── Passage to read

Pedestrians who move through the gate may not be aware that they pass by several small but important incisions left in the wall by recent historical processes. With proper reflection, these breadcrumbs embedded in Jerusalem’s architecture can lead us toward a better appreciation of the city’s history. In today’s newsletter, I want to pause at Jaffa Gate and take a brief look at three of them and the important windows into Jerusalem’s past they provide.
Opening the Wall
Unlike at most other gates of the Old City, pedestrians at Jaffa Gate may choose between two entrances—either the original bent-axis gate proper or a breach in the wall between the gatehouse and the Citadel walls where the modern road is paved. Since fortifications are never built with gaps, we may surmise that this opening at Jaffa Gate was made for a specific purpose during a time of peace. As is widely known, the creation of this new access point took place in 1898 as part of the preparations for the visit of Kaiser Wilhelm II who inaugurated the Church of the Redeemer on October 31.1 The opening in the walls allowed the Kaiser and his entourage to ride comfortably into Jerusalem on horses and carriages. Conrad Schick detailed these changes and even provided a map illustrating them.2
While it is often said that “a breach was made in the walls” for the Kaiser’s visit, this is only partially correct. Because the Ottoman city wall was not built very high in this location, five or six courses at most needed to be removed to accommodate the German ruler. The reason for the unimposing height of the wall here was the deep moat located outside the gate (today buried under the modern road). The bulk of the preparatory work was actually filling in this most rather than knocking down the wall.

────
── Record excerpts

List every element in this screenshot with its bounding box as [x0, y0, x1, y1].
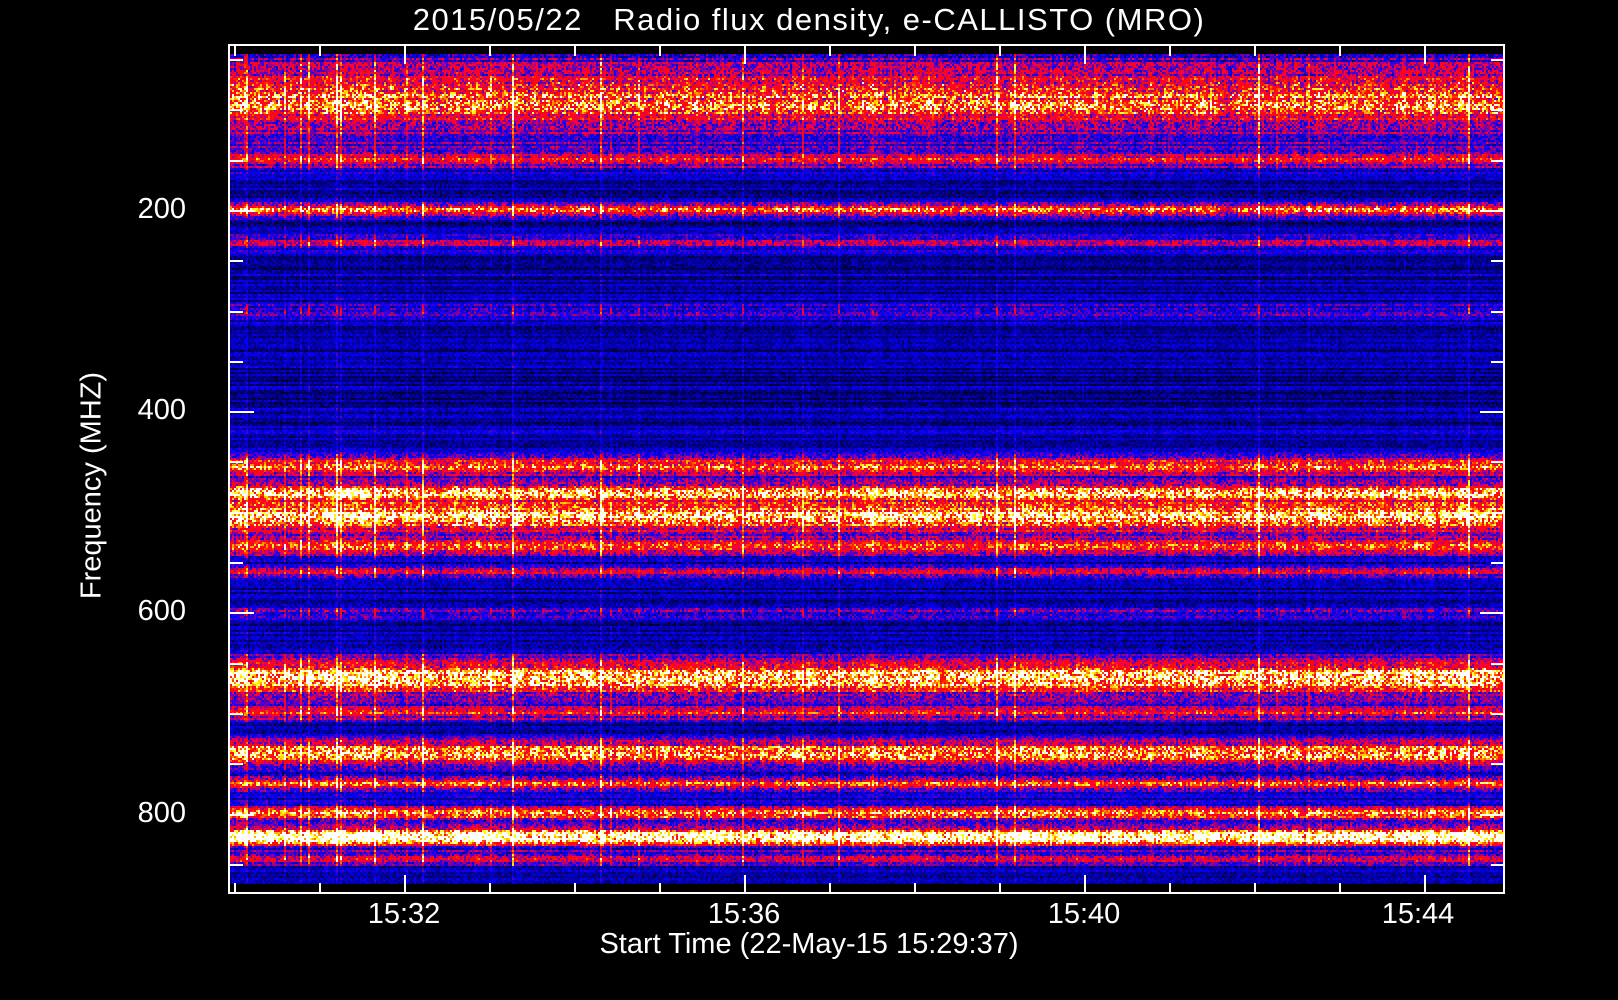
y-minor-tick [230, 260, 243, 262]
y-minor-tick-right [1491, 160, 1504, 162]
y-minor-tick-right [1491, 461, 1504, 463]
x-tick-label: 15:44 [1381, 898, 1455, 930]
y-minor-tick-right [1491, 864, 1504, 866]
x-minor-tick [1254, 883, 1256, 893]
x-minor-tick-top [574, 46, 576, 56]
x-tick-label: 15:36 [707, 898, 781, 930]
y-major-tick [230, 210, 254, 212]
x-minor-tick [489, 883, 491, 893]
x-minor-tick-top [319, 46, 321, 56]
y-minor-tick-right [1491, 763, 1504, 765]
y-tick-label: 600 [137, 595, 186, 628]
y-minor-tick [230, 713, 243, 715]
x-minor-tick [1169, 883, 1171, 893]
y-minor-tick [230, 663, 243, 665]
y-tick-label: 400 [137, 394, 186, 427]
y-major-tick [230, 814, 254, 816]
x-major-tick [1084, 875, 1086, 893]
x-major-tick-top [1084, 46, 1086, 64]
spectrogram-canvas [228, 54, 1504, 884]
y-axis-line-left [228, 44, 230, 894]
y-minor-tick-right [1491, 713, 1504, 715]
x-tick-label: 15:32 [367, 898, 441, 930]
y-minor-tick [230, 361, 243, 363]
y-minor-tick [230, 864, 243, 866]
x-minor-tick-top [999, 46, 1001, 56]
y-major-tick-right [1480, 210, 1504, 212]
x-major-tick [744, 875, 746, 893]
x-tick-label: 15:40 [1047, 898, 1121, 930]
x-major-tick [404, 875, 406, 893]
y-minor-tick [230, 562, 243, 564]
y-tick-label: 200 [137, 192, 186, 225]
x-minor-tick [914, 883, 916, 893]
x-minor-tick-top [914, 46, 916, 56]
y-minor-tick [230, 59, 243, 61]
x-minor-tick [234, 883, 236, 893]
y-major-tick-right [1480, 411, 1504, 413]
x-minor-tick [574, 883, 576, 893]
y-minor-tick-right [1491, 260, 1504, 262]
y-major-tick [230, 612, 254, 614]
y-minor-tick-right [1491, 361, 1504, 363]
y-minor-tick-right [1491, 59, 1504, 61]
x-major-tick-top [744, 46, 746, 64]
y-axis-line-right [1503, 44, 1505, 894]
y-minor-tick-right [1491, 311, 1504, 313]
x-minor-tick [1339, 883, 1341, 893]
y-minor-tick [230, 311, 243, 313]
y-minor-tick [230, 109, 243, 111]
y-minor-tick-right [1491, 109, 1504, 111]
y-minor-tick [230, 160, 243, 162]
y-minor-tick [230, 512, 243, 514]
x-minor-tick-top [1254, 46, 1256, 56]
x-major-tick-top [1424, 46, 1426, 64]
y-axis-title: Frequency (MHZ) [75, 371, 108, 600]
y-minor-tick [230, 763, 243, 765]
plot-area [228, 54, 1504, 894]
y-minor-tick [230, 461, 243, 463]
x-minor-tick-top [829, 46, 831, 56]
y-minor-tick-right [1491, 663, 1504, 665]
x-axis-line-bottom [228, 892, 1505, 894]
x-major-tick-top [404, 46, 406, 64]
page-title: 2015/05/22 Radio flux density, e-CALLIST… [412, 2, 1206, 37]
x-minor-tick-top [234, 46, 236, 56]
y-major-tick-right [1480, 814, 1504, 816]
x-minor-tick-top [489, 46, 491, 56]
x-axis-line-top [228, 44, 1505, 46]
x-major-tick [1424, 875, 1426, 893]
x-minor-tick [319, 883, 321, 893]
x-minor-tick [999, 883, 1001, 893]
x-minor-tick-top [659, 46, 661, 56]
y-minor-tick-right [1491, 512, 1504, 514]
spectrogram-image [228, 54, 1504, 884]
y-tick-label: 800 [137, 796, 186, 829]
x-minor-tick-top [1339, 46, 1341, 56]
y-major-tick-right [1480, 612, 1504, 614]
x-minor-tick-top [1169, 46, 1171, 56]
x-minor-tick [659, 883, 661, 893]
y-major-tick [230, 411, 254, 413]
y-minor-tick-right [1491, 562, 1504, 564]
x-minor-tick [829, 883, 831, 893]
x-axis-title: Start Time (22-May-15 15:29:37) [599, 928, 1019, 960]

────

Task objective :: Reproduce the part of the Jaffa Gate passage that begins with the words "Pedestrians who move" and stops after the words "past they provide.". Rely only on the passage about Jaffa Gate.

Result of the exercise ::
Pedestrians who move through the gate may not be aware that they pass by several small but important incisions left in the wall by recent historical processes. With proper reflection, these breadcrumbs embedded in Jerusalem’s architecture can lead us toward a better appreciation of the city’s history. In today’s newsletter, I want to pause at Jaffa Gate and take a brief look at three of them and the important windows into Jerusalem’s past they provide.